══ RAW DATA ══

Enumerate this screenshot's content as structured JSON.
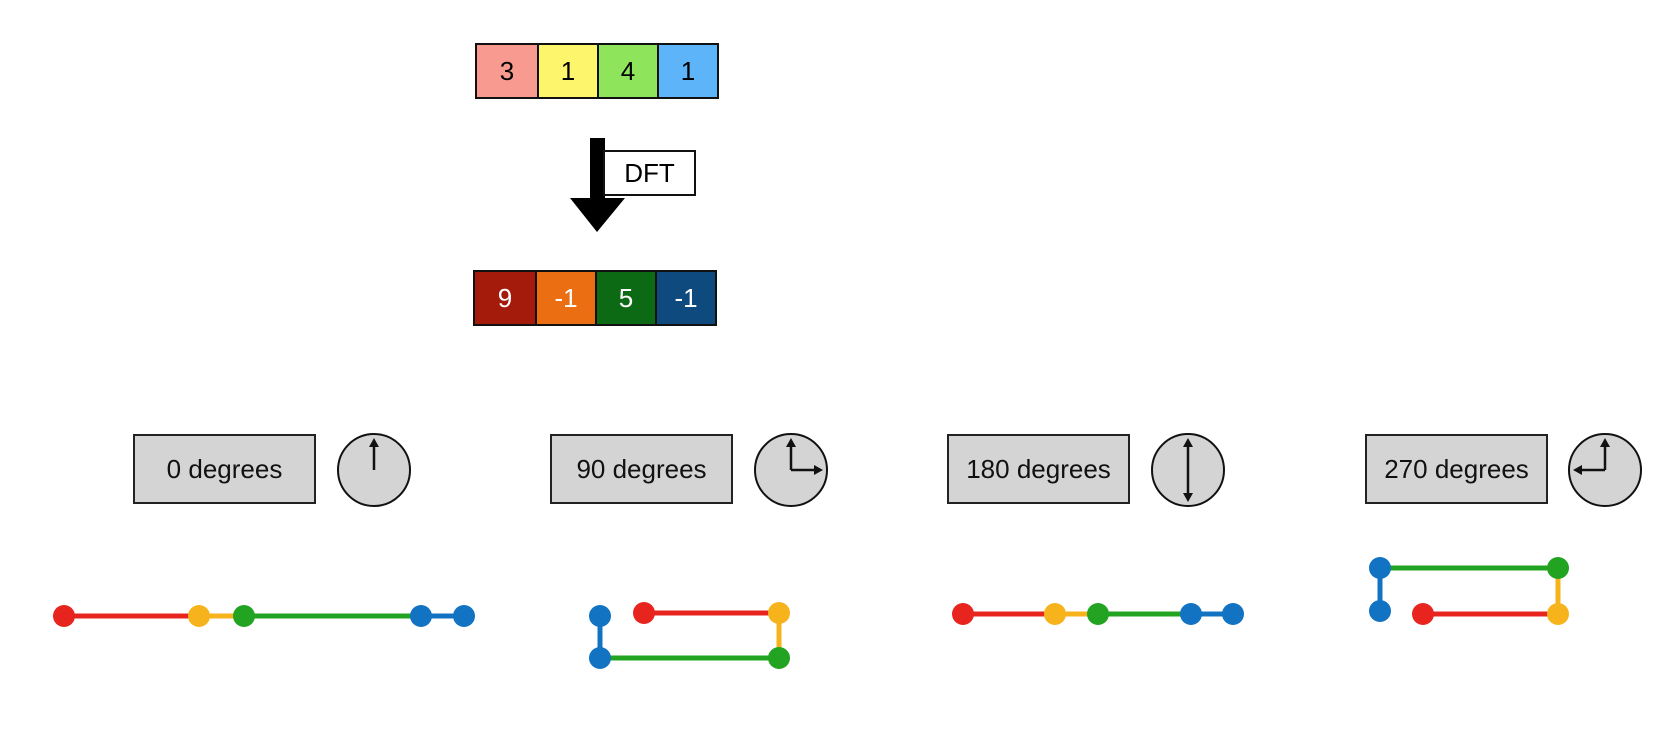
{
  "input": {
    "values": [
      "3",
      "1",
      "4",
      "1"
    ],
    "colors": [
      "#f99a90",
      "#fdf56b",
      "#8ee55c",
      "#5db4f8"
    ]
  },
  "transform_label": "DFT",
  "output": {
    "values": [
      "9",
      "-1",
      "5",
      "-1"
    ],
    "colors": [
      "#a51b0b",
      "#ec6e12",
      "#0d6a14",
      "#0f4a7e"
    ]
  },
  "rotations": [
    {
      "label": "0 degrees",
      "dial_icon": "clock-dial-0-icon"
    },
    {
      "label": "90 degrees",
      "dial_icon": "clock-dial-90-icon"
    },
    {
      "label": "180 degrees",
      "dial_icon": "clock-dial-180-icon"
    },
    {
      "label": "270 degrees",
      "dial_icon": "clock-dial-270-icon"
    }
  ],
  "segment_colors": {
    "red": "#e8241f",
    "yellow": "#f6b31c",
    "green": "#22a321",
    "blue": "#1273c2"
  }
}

═══

DIRECTION » Copy the listing word for word, excluding its pictures.

CORRECT RESULT »
Enumerate this screenshot's content as structured JSON.
{
  "input": {
    "values": [
      "3",
      "1",
      "4",
      "1"
    ],
    "colors": [
      "#f99a90",
      "#fdf56b",
      "#8ee55c",
      "#5db4f8"
    ]
  },
  "transform_label": "DFT",
  "output": {
    "values": [
      "9",
      "-1",
      "5",
      "-1"
    ],
    "colors": [
      "#a51b0b",
      "#ec6e12",
      "#0d6a14",
      "#0f4a7e"
    ]
  },
  "rotations": [
    {
      "label": "0 degrees",
      "dial_icon": "clock-dial-0-icon"
    },
    {
      "label": "90 degrees",
      "dial_icon": "clock-dial-90-icon"
    },
    {
      "label": "180 degrees",
      "dial_icon": "clock-dial-180-icon"
    },
    {
      "label": "270 degrees",
      "dial_icon": "clock-dial-270-icon"
    }
  ],
  "segment_colors": {
    "red": "#e8241f",
    "yellow": "#f6b31c",
    "green": "#22a321",
    "blue": "#1273c2"
  }
}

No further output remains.